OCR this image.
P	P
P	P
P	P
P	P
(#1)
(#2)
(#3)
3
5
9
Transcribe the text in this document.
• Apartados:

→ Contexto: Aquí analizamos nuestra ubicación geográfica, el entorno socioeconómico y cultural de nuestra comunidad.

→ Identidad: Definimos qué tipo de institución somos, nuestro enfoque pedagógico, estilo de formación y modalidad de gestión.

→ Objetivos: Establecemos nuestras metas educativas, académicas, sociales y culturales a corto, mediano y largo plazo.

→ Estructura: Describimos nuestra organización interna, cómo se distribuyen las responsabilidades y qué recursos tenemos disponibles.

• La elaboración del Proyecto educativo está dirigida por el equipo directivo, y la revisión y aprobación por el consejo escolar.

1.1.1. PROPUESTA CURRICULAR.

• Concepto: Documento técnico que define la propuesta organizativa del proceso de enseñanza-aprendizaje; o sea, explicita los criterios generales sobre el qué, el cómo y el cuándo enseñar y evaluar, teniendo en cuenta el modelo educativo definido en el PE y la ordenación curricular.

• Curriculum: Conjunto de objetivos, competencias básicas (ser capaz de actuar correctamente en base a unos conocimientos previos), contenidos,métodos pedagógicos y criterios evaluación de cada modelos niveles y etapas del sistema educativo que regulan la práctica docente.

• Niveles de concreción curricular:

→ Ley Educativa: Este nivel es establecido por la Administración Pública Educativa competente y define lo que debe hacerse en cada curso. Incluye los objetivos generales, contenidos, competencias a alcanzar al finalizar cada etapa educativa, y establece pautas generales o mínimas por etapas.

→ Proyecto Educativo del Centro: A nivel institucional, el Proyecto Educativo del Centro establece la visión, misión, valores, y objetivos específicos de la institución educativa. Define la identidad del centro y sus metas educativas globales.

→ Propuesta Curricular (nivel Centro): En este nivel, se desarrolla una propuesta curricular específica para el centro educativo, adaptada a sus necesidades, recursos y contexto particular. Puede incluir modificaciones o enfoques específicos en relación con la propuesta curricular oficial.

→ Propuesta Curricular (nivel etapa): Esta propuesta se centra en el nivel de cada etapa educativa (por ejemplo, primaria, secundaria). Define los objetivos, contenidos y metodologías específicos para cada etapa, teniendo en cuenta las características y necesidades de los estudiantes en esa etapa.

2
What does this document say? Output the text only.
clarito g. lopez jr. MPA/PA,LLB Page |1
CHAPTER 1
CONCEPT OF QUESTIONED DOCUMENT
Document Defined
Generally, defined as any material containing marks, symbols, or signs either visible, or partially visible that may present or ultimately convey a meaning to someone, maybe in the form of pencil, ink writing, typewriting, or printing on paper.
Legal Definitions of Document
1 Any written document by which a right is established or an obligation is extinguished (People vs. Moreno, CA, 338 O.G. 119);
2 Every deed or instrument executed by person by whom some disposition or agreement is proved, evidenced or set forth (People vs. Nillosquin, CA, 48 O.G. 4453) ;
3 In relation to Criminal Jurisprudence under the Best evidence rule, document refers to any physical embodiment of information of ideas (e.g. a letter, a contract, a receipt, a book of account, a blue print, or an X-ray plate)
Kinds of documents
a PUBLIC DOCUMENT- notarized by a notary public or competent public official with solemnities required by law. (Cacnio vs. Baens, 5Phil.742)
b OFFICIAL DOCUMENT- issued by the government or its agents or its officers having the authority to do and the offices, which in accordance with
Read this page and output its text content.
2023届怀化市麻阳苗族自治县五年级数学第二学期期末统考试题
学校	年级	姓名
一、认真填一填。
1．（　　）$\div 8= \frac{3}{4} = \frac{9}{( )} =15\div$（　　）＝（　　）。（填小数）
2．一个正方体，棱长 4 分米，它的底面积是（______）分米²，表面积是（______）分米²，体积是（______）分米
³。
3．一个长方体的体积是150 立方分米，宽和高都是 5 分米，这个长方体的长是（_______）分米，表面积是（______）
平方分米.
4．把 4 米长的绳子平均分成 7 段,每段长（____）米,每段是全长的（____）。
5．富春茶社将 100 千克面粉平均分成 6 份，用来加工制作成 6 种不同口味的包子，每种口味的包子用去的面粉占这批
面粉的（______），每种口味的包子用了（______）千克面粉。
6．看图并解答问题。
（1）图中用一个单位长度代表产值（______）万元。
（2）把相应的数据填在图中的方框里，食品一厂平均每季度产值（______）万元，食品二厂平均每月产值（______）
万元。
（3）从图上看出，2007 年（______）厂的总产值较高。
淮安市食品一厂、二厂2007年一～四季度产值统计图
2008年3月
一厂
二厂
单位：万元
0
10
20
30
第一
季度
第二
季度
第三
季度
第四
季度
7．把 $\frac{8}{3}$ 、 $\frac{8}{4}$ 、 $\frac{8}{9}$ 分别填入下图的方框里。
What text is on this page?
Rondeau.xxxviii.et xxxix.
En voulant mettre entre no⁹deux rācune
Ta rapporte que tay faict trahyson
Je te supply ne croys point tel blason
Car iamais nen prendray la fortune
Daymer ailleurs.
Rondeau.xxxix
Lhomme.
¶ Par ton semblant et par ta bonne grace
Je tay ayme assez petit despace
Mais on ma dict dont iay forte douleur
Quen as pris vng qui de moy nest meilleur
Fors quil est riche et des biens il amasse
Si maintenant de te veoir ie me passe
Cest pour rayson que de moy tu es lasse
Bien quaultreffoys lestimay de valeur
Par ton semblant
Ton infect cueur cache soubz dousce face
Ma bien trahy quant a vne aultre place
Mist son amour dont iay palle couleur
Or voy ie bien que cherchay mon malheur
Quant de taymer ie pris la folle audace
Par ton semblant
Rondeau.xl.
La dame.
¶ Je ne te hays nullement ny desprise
======
WHAT YOU ARE ASKED TO DO: Restate the records, all of them, precisely as written.

SOLUTION TO THIS TASK:
OCR this image.
P	P
P	P
P	P
P	P
(#1)
(#2)
(#3)
3
5
9
Transcribe the text in this document.
• Apartados:

→ Contexto: Aquí analizamos nuestra ubicación geográfica, el entorno socioeconómico y cultural de nuestra comunidad.

→ Identidad: Definimos qué tipo de institución somos, nuestro enfoque pedagógico, estilo de formación y modalidad de gestión.

→ Objetivos: Establecemos nuestras metas educativas, académicas, sociales y culturales a corto, mediano y largo plazo.

→ Estructura: Describimos nuestra organización interna, cómo se distribuyen las responsabilidades y qué recursos tenemos disponibles.

• La elaboración del Proyecto educativo está dirigida por el equipo directivo, y la revisión y aprobación por el consejo escolar.

1.1.1. PROPUESTA CURRICULAR.

• Concepto: Documento técnico que define la propuesta organizativa del proceso de enseñanza-aprendizaje; o sea, explicita los criterios generales sobre el qué, el cómo y el cuándo enseñar y evaluar, teniendo en cuenta el modelo educativo definido en el PE y la ordenación curricular.

• Curriculum: Conjunto de objetivos, competencias básicas (ser capaz de actuar correctamente en base a unos conocimientos previos), contenidos,métodos pedagógicos y criterios evaluación de cada modelos niveles y etapas del sistema educativo que regulan la práctica docente.

• Niveles de concreción curricular:

→ Ley Educativa: Este nivel es establecido por la Administración Pública Educativa competente y define lo que debe hacerse en cada curso. Incluye los objetivos generales, contenidos, competencias a alcanzar al finalizar cada etapa educativa, y establece pautas generales o mínimas por etapas.

→ Proyecto Educativo del Centro: A nivel institucional, el Proyecto Educativo del Centro establece la visión, misión, valores, y objetivos específicos de la institución educativa. Define la identidad del centro y sus metas educativas globales.

→ Propuesta Curricular (nivel Centro): En este nivel, se desarrolla una propuesta curricular específica para el centro educativo, adaptada a sus necesidades, recursos y contexto particular. Puede incluir modificaciones o enfoques específicos en relación con la propuesta curricular oficial.

→ Propuesta Curricular (nivel etapa): Esta propuesta se centra en el nivel de cada etapa educativa (por ejemplo, primaria, secundaria). Define los objetivos, contenidos y metodologías específicos para cada etapa, teniendo en cuenta las características y necesidades de los estudiantes en esa etapa.

2
What does this document say? Output the text only.
clarito g. lopez jr. MPA/PA,LLB Page |1
CHAPTER 1
CONCEPT OF QUESTIONED DOCUMENT
Document Defined
Generally, defined as any material containing marks, symbols, or signs either visible, or partially visible that may present or ultimately convey a meaning to someone, maybe in the form of pencil, ink writing, typewriting, or printing on paper.
Legal Definitions of Document
1 Any written document by which a right is established or an obligation is extinguished (People vs. Moreno, CA, 338 O.G. 119);
2 Every deed or instrument executed by person by whom some disposition or agreement is proved, evidenced or set forth (People vs. Nillosquin, CA, 48 O.G. 4453) ;
3 In relation to Criminal Jurisprudence under the Best evidence rule, document refers to any physical embodiment of information of ideas (e.g. a letter, a contract, a receipt, a book of account, a blue print, or an X-ray plate)
Kinds of documents
a PUBLIC DOCUMENT- notarized by a notary public or competent public official with solemnities required by law. (Cacnio vs. Baens, 5Phil.742)
b OFFICIAL DOCUMENT- issued by the government or its agents or its officers having the authority to do and the offices, which in accordance with
Read this page and output its text content.
2023届怀化市麻阳苗族自治县五年级数学第二学期期末统考试题
学校	年级	姓名
一、认真填一填。
1．（　　）$\div 8= \frac{3}{4} = \frac{9}{( )} =15\div$（　　）＝（　　）。（填小数）
2．一个正方体，棱长 4 分米，它的底面积是（______）分米²，表面积是（______）分米²，体积是（______）分米
³。
3．一个长方体的体积是150 立方分米，宽和高都是 5 分米，这个长方体的长是（_______）分米，表面积是（______）
平方分米.
4．把 4 米长的绳子平均分成 7 段,每段长（____）米,每段是全长的（____）。
5．富春茶社将 100 千克面粉平均分成 6 份，用来加工制作成 6 种不同口味的包子，每种口味的包子用去的面粉占这批
面粉的（______），每种口味的包子用了（______）千克面粉。
6．看图并解答问题。
（1）图中用一个单位长度代表产值（______）万元。
（2）把相应的数据填在图中的方框里，食品一厂平均每季度产值（______）万元，食品二厂平均每月产值（______）
万元。
（3）从图上看出，2007 年（______）厂的总产值较高。
淮安市食品一厂、二厂2007年一～四季度产值统计图
2008年3月
一厂
二厂
单位：万元
0
10
20
30
第一
季度
第二
季度
第三
季度
第四
季度
7．把 $\frac{8}{3}$ 、 $\frac{8}{4}$ 、 $\frac{8}{9}$ 分别填入下图的方框里。
What text is on this page?
Rondeau.xxxviii.et xxxix.
En voulant mettre entre no⁹deux rācune
Ta rapporte que tay faict trahyson
Je te supply ne croys point tel blason
Car iamais nen prendray la fortune
Daymer ailleurs.
Rondeau.xxxix
Lhomme.
¶ Par ton semblant et par ta bonne grace
Je tay ayme assez petit despace
Mais on ma dict dont iay forte douleur
Quen as pris vng qui de moy nest meilleur
Fors quil est riche et des biens il amasse
Si maintenant de te veoir ie me passe
Cest pour rayson que de moy tu es lasse
Bien quaultreffoys lestimay de valeur
Par ton semblant
Ton infect cueur cache soubz dousce face
Ma bien trahy quant a vne aultre place
Mist son amour dont iay palle couleur
Or voy ie bien que cherchay mon malheur
Quant de taymer ie pris la folle audace
Par ton semblant
Rondeau.xl.
La dame.
¶ Je ne te hays nullement ny desprise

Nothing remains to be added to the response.